→ **To do**:
Copy each line that contains the string "outputs".

— start Records supplied —

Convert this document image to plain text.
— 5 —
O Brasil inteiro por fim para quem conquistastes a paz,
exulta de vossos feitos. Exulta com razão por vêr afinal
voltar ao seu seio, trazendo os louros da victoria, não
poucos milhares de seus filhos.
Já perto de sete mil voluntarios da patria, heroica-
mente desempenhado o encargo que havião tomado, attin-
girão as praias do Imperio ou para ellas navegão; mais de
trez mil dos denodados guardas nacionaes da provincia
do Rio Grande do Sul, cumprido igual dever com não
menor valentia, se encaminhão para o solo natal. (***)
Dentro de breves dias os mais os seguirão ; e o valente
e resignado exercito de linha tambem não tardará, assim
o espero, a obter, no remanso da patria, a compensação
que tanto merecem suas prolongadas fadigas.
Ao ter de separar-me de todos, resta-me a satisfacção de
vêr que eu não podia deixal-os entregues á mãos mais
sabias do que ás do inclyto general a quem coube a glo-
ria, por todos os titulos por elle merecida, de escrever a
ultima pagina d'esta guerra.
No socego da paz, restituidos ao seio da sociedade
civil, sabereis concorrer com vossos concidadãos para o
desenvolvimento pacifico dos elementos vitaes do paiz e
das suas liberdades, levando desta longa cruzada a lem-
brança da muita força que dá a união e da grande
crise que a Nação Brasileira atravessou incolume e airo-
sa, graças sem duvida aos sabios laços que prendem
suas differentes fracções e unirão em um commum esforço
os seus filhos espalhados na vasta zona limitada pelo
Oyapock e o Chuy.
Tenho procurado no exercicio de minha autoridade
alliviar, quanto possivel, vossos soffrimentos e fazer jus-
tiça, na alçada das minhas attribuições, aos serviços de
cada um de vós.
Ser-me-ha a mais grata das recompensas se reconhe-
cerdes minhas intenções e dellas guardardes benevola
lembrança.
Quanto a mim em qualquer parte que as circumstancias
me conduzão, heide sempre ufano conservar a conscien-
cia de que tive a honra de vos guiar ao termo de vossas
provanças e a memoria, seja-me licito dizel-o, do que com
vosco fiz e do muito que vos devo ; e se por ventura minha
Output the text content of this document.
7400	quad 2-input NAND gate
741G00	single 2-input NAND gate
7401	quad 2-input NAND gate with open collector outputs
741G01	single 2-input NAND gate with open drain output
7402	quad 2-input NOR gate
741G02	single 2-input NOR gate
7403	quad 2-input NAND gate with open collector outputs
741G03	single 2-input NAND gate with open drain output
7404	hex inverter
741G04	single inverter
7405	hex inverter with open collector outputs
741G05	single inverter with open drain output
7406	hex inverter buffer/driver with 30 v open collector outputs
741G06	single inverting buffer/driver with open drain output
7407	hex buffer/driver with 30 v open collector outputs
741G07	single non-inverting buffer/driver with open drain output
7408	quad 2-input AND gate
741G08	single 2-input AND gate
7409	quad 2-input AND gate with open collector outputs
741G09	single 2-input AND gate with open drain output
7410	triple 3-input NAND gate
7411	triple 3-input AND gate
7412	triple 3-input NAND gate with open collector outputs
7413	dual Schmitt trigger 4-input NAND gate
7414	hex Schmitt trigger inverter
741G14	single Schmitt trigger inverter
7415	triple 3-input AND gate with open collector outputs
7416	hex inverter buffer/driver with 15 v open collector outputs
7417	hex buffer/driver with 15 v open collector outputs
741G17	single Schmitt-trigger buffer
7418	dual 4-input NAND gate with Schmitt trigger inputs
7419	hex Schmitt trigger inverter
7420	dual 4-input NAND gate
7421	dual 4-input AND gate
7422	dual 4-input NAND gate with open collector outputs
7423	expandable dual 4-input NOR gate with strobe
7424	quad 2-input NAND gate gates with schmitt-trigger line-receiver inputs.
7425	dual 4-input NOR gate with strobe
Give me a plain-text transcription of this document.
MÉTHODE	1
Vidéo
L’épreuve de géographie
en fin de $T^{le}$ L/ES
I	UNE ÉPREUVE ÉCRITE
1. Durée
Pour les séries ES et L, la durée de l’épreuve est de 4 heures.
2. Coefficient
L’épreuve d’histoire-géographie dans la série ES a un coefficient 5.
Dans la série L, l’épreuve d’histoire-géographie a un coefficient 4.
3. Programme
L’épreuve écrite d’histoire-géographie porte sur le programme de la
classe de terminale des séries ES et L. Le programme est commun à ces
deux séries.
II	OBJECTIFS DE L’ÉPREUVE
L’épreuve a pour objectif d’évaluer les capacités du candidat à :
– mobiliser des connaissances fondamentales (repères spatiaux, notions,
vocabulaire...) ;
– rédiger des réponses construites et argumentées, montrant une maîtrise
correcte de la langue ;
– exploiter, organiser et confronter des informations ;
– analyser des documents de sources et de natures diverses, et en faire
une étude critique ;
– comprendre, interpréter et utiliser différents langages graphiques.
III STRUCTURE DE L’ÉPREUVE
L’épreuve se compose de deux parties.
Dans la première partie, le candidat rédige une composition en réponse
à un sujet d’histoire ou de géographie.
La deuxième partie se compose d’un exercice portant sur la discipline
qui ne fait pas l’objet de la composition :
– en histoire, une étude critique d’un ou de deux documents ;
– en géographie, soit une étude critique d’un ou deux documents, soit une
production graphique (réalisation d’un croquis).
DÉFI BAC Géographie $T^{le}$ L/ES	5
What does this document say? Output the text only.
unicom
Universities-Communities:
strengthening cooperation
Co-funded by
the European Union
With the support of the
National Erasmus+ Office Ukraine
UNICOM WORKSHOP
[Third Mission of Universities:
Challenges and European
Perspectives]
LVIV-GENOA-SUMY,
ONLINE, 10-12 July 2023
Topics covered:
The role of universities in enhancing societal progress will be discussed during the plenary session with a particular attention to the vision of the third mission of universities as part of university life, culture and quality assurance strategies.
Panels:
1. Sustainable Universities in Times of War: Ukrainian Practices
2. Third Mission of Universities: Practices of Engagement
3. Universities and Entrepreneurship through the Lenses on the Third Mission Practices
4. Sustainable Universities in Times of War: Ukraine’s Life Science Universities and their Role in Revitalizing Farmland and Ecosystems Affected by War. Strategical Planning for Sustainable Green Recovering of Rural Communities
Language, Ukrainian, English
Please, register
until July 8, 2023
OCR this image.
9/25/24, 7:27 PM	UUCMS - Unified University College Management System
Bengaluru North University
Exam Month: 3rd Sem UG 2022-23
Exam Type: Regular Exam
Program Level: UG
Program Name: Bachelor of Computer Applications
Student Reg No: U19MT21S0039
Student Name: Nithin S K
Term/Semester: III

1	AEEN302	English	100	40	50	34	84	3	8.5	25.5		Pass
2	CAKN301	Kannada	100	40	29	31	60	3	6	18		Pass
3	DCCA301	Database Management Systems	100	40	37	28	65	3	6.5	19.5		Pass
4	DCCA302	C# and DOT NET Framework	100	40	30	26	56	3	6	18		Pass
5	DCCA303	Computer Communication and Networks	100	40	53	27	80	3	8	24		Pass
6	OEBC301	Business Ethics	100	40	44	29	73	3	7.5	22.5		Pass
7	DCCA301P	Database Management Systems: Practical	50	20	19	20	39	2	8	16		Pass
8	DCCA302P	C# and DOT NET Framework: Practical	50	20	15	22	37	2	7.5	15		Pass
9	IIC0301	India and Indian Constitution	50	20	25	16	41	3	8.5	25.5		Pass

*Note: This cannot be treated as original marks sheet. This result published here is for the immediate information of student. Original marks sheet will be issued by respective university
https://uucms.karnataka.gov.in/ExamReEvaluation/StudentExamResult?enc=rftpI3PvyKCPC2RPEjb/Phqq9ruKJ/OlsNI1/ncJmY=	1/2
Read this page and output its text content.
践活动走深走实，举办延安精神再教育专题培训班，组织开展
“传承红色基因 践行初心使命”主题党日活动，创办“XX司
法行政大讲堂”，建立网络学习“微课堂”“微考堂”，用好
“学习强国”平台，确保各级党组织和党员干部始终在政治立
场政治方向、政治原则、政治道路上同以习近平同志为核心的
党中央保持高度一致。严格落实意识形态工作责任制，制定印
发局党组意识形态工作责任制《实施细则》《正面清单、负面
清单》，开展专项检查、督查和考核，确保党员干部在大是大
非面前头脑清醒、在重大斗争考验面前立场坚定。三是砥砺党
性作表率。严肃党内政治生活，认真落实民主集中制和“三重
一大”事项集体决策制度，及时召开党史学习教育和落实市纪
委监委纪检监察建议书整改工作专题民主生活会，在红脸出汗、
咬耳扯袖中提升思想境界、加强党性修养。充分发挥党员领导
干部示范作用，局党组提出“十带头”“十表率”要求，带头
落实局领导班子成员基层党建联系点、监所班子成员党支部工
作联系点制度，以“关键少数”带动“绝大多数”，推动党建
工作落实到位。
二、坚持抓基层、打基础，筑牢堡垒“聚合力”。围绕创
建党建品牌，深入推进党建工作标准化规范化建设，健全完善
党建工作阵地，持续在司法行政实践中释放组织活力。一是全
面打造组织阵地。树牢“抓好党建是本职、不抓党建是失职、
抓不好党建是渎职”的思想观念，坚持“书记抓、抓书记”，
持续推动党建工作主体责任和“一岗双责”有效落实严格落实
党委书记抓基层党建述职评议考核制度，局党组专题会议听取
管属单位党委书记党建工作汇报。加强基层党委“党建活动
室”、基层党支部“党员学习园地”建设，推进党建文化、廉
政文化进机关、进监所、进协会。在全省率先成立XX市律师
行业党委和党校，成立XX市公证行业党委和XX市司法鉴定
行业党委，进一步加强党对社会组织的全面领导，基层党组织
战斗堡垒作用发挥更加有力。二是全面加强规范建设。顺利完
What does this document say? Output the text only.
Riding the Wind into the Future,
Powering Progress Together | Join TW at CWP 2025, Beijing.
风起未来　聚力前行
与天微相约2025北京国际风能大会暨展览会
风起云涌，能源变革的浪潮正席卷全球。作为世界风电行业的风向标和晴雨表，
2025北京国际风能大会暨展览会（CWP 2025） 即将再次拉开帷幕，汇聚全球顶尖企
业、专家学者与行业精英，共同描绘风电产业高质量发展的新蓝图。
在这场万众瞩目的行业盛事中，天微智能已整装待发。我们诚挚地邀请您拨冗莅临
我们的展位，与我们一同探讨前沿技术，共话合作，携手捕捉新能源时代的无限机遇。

— end Records supplied —

→ **The output**:
7401	quad 2-input NAND gate with open collector outputs
7403	quad 2-input NAND gate with open collector outputs
7405	hex inverter with open collector outputs
7406	hex inverter buffer/driver with 30 v open collector outputs
7407	hex buffer/driver with 30 v open collector outputs
7409	quad 2-input AND gate with open collector outputs
7412	triple 3-input NAND gate with open collector outputs
7415	triple 3-input AND gate with open collector outputs
7416	hex inverter buffer/driver with 15 v open collector outputs
7417	hex buffer/driver with 15 v open collector outputs
7422	dual 4-input NAND gate with open collector outputs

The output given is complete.